§ Exercise instructions
Repeat the records below exactly as they appear.

Stored entries:

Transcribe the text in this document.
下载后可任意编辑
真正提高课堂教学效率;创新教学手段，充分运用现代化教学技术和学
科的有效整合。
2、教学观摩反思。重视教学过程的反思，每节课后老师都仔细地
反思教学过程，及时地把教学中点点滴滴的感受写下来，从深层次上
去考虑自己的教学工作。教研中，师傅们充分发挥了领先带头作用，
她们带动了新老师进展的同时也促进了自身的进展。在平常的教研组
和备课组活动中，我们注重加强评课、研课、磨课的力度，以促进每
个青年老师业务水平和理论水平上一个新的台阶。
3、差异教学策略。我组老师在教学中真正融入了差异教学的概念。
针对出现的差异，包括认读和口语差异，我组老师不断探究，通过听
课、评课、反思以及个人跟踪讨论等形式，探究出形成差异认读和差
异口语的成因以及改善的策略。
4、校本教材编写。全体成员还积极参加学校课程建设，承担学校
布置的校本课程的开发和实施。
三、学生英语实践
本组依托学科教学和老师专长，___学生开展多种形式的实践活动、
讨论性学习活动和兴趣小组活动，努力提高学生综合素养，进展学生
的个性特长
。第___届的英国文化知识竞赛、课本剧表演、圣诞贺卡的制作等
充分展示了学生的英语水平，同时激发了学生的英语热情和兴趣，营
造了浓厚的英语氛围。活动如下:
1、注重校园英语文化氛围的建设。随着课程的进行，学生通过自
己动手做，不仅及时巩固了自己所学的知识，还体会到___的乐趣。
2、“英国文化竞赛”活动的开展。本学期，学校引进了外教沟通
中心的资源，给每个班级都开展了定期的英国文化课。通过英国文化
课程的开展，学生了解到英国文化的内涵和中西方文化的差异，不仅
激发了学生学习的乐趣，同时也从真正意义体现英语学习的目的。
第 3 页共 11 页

§ The output
Transcribe the text in this document.
下载后可任意编辑
真正提高课堂教学效率;创新教学手段，充分运用现代化教学技术和学
科的有效整合。
2、教学观摩反思。重视教学过程的反思，每节课后老师都仔细地
反思教学过程，及时地把教学中点点滴滴的感受写下来，从深层次上
去考虑自己的教学工作。教研中，师傅们充分发挥了领先带头作用，
她们带动了新老师进展的同时也促进了自身的进展。在平常的教研组
和备课组活动中，我们注重加强评课、研课、磨课的力度，以促进每
个青年老师业务水平和理论水平上一个新的台阶。
3、差异教学策略。我组老师在教学中真正融入了差异教学的概念。
针对出现的差异，包括认读和口语差异，我组老师不断探究，通过听
课、评课、反思以及个人跟踪讨论等形式，探究出形成差异认读和差
异口语的成因以及改善的策略。
4、校本教材编写。全体成员还积极参加学校课程建设，承担学校
布置的校本课程的开发和实施。
三、学生英语实践
本组依托学科教学和老师专长，___学生开展多种形式的实践活动、
讨论性学习活动和兴趣小组活动，努力提高学生综合素养，进展学生
的个性特长
。第___届的英国文化知识竞赛、课本剧表演、圣诞贺卡的制作等
充分展示了学生的英语水平，同时激发了学生的英语热情和兴趣，营
造了浓厚的英语氛围。活动如下:
1、注重校园英语文化氛围的建设。随着课程的进行，学生通过自
己动手做，不仅及时巩固了自己所学的知识，还体会到___的乐趣。
2、“英国文化竞赛”活动的开展。本学期，学校引进了外教沟通
中心的资源，给每个班级都开展了定期的英国文化课。通过英国文化
课程的开展，学生了解到英国文化的内涵和中西方文化的差异，不仅
激发了学生学习的乐趣，同时也从真正意义体现英语学习的目的。
第 3 页共 11 页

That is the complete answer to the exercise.